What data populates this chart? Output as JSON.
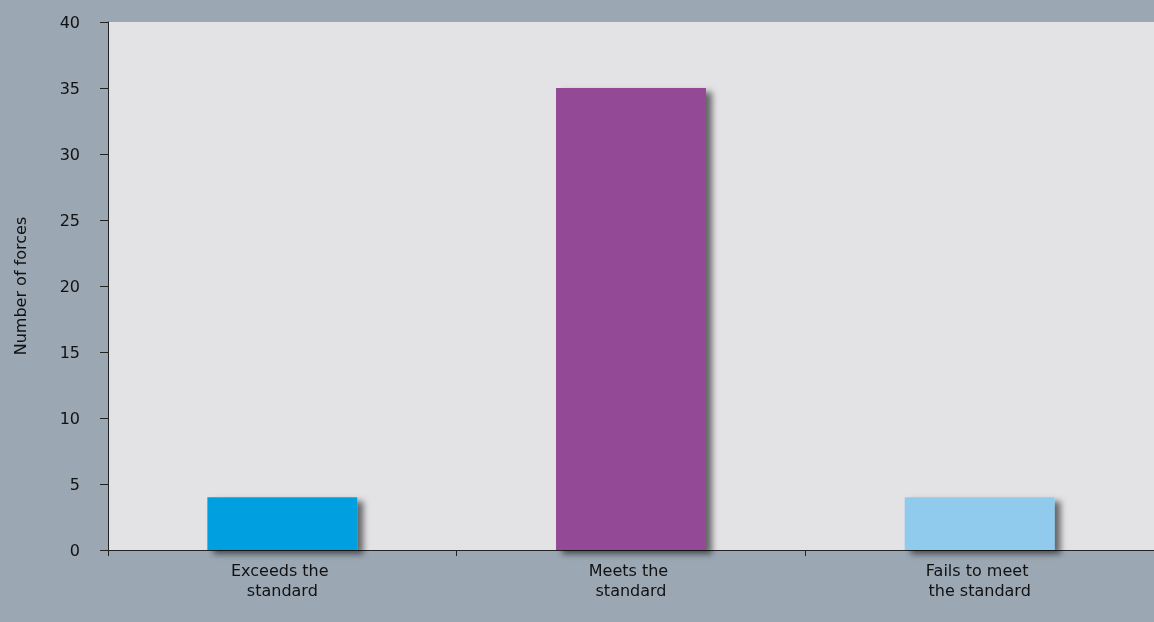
{
  "chart_data": {
    "type": "bar",
    "ylabel": "Number of forces",
    "categories": [
      "Exceeds the standard",
      "Meets the standard",
      "Fails to meet the standard"
    ],
    "values": [
      4,
      35,
      4
    ],
    "colors": [
      "#00a0e0",
      "#934896",
      "#90cbed"
    ],
    "ylim": [
      0,
      40
    ],
    "yticks": [
      0,
      5,
      10,
      15,
      20,
      25,
      30,
      35,
      40
    ],
    "grid": false
  }
}
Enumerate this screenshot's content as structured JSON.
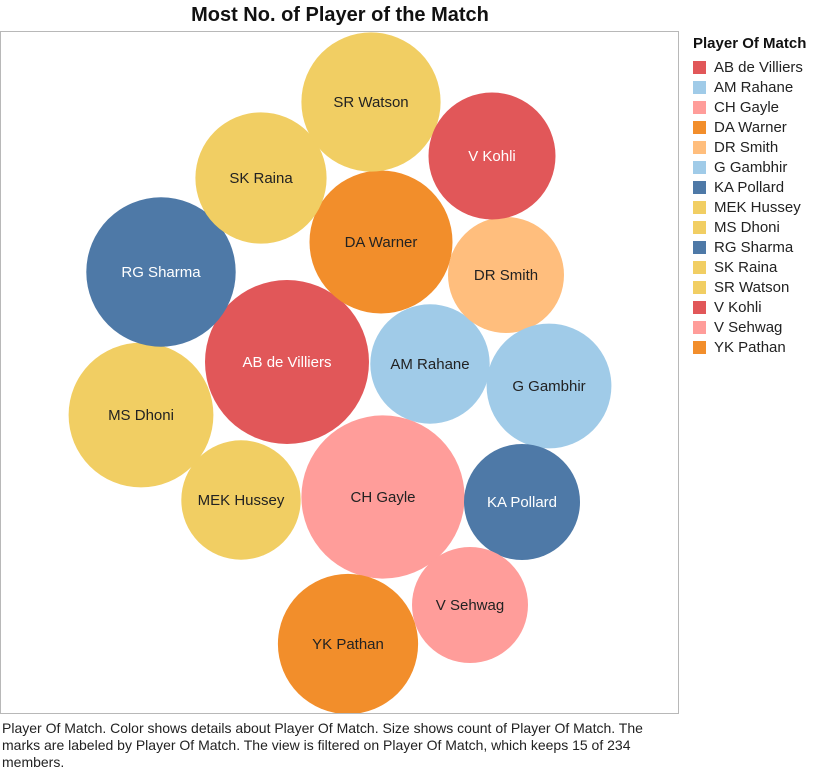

----

## THE PROBLEM
Without the pictures, reproduce every line of the records above exactly.

## THE OUTPUT
What data populates this chart? Output as JSON.
{
  "chart_data": {
    "type": "bar",
    "ylabel": "Number of forces",
    "categories": [
      "Exceeds the standard",
      "Meets the standard",
      "Fails to meet the standard"
    ],
    "values": [
      4,
      35,
      4
    ],
    "colors": [
      "#00a0e0",
      "#934896",
      "#90cbed"
    ],
    "ylim": [
      0,
      40
    ],
    "yticks": [
      0,
      5,
      10,
      15,
      20,
      25,
      30,
      35,
      40
    ],
    "grid": false
  }
}
Enumerate this screenshot's content as structured JSON.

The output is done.